+++ Input records

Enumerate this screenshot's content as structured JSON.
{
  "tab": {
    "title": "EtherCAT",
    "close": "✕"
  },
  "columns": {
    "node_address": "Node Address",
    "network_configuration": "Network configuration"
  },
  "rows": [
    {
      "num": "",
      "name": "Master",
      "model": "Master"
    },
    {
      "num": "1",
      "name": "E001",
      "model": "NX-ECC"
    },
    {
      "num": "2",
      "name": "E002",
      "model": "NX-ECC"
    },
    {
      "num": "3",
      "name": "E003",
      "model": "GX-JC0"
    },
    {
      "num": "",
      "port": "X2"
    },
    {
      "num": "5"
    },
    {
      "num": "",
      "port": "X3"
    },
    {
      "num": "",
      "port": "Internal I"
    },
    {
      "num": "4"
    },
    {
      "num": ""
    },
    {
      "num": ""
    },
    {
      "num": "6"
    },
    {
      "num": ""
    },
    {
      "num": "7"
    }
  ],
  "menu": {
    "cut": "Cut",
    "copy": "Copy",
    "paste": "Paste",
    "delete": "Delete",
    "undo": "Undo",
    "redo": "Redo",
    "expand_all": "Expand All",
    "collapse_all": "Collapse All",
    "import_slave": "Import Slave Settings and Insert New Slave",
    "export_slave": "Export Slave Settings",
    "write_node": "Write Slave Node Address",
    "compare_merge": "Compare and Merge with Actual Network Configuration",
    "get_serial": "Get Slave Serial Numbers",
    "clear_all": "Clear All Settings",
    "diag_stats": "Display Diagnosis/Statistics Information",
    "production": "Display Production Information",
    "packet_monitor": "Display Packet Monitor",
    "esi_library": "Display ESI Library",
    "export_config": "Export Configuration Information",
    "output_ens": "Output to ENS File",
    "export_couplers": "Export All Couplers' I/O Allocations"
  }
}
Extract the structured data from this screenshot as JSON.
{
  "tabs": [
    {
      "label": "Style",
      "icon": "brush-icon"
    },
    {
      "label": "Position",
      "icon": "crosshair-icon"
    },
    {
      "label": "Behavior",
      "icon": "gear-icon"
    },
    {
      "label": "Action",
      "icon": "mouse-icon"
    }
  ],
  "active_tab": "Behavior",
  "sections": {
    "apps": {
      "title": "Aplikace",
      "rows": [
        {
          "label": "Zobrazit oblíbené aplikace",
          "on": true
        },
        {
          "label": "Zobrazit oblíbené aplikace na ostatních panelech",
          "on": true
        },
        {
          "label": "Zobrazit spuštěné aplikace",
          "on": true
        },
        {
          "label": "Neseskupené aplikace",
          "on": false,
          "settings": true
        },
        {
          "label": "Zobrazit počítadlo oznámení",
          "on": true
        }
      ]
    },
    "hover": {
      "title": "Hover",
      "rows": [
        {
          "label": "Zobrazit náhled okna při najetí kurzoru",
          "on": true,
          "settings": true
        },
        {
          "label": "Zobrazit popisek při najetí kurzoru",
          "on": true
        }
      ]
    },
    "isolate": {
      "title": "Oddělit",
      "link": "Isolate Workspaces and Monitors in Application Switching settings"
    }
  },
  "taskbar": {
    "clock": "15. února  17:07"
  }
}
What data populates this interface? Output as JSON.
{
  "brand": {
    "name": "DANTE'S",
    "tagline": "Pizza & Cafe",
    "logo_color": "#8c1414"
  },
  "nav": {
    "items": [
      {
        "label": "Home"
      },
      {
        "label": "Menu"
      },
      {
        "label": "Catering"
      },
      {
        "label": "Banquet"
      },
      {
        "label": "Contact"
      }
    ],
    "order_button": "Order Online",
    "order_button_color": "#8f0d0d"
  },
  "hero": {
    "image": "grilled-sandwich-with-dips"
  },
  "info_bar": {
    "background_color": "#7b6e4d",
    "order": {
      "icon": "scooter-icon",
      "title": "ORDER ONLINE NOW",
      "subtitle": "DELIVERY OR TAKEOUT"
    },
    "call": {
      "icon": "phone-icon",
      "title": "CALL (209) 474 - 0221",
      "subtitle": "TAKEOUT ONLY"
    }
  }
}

++++++

Task to carry out: Look for the word "Zobrazit" in every line of the listing and copy the lines that have it.

Solution to the problem:
          "label": "Zobrazit oblíbené aplikace",
          "label": "Zobrazit oblíbené aplikace na ostatních panelech",
          "label": "Zobrazit spuštěné aplikace",
          "label": "Zobrazit počítadlo oznámení",
          "label": "Zobrazit náhled okna při najetí kurzoru",
          "label": "Zobrazit popisek při najetí kurzoru",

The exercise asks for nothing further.